# Goal:
Reproduce each line from the records that holds "すりごま".

# Entries provided:
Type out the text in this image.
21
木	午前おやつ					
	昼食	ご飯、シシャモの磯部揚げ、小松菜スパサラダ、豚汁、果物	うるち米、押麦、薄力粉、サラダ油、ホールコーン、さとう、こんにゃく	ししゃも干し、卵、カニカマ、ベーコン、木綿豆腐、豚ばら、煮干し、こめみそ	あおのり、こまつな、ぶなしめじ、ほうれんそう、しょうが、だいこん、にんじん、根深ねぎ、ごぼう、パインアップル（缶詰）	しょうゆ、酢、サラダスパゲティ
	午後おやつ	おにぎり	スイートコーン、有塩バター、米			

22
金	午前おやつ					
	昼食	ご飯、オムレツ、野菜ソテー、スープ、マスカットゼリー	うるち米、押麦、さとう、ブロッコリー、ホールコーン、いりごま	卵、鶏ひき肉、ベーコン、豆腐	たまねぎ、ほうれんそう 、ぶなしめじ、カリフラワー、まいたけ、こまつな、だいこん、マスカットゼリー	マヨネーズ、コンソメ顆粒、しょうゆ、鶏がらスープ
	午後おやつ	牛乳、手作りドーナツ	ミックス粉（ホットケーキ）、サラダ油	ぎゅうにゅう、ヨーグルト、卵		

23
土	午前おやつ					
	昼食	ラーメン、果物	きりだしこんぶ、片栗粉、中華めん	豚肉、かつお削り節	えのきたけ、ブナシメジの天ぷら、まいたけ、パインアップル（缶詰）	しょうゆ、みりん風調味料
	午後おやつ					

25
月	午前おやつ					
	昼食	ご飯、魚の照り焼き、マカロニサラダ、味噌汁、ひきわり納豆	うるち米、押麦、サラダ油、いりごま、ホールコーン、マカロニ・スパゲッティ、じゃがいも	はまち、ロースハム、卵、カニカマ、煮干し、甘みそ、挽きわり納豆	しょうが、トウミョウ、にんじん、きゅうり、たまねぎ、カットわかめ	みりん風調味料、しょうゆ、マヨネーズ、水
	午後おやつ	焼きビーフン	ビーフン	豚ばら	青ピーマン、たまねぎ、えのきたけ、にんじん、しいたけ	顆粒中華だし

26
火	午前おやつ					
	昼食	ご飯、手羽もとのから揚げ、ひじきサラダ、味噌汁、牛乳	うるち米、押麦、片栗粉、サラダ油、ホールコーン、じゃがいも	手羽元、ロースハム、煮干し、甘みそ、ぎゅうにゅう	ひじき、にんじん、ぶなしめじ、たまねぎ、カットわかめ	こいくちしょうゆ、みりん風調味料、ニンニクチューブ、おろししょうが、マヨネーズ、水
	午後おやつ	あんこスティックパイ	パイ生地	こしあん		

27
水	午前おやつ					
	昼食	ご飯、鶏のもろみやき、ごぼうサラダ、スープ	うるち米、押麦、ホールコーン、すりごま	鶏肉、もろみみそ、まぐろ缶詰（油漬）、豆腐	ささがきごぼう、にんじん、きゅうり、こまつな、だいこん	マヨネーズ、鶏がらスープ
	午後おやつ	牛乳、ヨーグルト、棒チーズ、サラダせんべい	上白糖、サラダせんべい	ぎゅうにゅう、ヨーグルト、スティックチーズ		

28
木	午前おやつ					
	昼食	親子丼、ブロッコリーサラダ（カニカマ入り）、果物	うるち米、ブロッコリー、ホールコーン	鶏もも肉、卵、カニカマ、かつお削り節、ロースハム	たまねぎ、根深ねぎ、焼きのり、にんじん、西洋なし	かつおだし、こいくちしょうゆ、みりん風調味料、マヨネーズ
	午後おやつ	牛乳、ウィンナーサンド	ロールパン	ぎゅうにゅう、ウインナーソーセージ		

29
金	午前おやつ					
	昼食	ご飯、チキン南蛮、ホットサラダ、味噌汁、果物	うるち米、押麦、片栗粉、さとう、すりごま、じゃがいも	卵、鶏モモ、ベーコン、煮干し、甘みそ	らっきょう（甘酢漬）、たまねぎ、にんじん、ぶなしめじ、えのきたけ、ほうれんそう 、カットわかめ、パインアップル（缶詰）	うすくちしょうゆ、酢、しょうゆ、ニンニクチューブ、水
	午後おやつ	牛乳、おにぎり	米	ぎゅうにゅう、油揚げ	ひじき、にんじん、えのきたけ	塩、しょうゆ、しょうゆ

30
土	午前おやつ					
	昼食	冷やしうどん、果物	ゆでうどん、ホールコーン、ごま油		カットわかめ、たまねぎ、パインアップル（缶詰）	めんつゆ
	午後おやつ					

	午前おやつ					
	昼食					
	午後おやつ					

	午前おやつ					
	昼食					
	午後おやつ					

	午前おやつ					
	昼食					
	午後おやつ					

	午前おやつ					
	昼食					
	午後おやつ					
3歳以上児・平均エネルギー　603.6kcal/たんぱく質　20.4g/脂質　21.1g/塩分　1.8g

# Solution to this problem:
	昼食	ご飯、鶏のもろみやき、ごぼうサラダ、スープ	うるち米、押麦、ホールコーン、すりごま	鶏肉、もろみみそ、まぐろ缶詰（油漬）、豆腐	ささがきごぼう、にんじん、きゅうり、こまつな、だいこん	マヨネーズ、鶏がらスープ
	昼食	ご飯、チキン南蛮、ホットサラダ、味噌汁、果物	うるち米、押麦、片栗粉、さとう、すりごま、じゃがいも	卵、鶏モモ、ベーコン、煮干し、甘みそ	らっきょう（甘酢漬）、たまねぎ、にんじん、ぶなしめじ、えのきたけ、ほうれんそう 、カットわかめ、パインアップル（缶詰）	うすくちしょうゆ、酢、しょうゆ、ニンニクチューブ、水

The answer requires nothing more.